Extracts from a graphics dataset
— BEGIN —

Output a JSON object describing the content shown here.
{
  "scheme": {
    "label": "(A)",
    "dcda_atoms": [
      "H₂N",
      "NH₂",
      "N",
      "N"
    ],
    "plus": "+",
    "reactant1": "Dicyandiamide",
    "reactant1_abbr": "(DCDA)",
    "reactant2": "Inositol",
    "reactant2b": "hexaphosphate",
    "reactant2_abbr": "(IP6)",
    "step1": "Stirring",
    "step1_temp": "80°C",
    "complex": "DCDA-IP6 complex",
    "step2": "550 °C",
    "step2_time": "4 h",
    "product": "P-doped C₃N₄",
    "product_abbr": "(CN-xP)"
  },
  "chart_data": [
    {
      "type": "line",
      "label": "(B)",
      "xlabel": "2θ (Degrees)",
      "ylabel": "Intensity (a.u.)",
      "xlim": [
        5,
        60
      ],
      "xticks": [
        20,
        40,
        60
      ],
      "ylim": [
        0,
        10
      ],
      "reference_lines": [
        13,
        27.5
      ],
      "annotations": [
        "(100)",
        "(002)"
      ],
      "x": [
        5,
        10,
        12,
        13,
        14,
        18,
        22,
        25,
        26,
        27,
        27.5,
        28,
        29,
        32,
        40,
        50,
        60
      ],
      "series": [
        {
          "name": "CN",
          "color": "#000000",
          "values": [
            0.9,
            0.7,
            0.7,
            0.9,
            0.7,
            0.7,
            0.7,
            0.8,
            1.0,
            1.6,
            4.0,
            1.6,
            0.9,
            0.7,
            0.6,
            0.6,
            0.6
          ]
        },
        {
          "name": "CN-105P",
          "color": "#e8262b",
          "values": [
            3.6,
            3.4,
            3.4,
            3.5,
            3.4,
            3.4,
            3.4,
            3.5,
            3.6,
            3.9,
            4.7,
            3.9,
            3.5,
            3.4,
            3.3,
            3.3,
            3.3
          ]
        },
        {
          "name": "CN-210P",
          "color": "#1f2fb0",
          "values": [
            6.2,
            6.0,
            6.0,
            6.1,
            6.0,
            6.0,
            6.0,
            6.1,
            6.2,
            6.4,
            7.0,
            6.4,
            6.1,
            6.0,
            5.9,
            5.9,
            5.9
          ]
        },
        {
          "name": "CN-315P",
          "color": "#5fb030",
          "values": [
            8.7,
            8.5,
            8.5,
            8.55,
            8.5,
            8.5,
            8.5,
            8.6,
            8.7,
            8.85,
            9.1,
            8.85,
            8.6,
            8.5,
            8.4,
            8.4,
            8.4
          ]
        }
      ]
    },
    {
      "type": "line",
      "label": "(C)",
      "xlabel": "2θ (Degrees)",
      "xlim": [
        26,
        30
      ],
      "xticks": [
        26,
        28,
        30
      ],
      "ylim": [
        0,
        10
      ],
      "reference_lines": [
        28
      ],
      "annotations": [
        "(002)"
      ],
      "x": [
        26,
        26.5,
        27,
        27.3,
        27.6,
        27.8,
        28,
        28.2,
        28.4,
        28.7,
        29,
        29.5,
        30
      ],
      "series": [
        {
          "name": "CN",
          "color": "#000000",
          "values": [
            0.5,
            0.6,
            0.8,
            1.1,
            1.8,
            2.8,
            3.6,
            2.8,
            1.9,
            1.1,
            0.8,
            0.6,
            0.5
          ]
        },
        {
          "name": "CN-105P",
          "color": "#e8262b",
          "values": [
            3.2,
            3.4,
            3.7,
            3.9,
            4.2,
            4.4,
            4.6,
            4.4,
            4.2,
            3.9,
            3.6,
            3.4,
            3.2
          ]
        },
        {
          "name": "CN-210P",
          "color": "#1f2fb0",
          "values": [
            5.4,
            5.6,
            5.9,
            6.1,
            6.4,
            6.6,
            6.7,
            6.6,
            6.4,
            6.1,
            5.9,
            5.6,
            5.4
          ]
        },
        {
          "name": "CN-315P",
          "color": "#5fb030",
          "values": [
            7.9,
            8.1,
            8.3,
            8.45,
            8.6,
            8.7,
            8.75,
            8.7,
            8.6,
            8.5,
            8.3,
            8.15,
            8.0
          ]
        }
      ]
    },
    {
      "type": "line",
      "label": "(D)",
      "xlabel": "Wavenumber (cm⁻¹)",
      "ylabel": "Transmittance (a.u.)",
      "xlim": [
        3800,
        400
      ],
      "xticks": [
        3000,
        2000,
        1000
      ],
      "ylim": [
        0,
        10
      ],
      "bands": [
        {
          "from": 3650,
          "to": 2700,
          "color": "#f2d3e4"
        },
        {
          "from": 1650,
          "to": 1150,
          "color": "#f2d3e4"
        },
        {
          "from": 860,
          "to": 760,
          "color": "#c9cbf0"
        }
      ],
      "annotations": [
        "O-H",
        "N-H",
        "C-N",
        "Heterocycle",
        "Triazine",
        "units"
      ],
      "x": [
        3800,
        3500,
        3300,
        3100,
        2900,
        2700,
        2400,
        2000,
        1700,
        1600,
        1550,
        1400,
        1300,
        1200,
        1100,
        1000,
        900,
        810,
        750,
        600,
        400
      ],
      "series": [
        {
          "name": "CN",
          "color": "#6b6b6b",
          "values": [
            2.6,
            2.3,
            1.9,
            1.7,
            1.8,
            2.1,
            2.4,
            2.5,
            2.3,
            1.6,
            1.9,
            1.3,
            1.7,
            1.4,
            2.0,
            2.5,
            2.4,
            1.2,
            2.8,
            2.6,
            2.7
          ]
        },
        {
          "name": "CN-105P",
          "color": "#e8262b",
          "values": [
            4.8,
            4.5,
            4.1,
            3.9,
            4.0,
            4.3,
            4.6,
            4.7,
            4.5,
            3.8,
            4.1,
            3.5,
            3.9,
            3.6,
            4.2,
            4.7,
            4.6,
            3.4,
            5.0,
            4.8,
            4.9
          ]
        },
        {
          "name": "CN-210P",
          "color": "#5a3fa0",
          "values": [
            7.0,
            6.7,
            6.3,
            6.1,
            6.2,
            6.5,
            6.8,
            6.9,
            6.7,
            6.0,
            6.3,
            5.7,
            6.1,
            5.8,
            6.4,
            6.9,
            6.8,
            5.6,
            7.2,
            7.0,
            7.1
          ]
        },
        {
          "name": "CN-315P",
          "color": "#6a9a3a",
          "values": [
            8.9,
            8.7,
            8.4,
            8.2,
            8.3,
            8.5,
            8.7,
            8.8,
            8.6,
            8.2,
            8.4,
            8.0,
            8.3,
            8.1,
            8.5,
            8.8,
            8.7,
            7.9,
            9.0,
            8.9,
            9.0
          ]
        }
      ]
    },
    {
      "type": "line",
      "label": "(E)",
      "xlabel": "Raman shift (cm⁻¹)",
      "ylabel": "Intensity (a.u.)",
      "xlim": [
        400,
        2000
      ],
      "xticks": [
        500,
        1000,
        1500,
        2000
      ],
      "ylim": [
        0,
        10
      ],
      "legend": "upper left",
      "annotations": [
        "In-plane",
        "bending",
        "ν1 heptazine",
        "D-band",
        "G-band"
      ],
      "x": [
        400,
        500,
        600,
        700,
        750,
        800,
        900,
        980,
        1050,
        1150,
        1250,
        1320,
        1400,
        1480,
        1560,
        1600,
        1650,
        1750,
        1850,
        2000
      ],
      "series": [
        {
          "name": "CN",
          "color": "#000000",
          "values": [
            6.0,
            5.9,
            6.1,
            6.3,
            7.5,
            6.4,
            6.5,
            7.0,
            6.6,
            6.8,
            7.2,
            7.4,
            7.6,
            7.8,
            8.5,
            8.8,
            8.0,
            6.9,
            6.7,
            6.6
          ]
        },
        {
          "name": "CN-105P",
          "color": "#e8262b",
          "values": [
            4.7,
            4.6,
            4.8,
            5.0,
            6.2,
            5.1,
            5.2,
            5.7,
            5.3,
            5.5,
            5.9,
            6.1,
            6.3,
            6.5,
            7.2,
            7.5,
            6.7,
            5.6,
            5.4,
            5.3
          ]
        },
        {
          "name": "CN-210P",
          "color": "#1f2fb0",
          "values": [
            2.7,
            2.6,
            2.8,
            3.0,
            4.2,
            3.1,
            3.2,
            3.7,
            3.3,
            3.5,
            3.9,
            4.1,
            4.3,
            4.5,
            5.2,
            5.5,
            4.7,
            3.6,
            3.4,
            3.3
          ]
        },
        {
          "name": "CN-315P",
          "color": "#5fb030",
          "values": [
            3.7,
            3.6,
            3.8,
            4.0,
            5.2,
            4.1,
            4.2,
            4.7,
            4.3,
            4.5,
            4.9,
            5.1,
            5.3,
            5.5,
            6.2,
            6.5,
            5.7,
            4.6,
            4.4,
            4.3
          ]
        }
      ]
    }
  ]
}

— END —

Report the number of lines in the listing above that include the word "xlabel", and nothing else.

# [EXERCISE OUTPUT]
4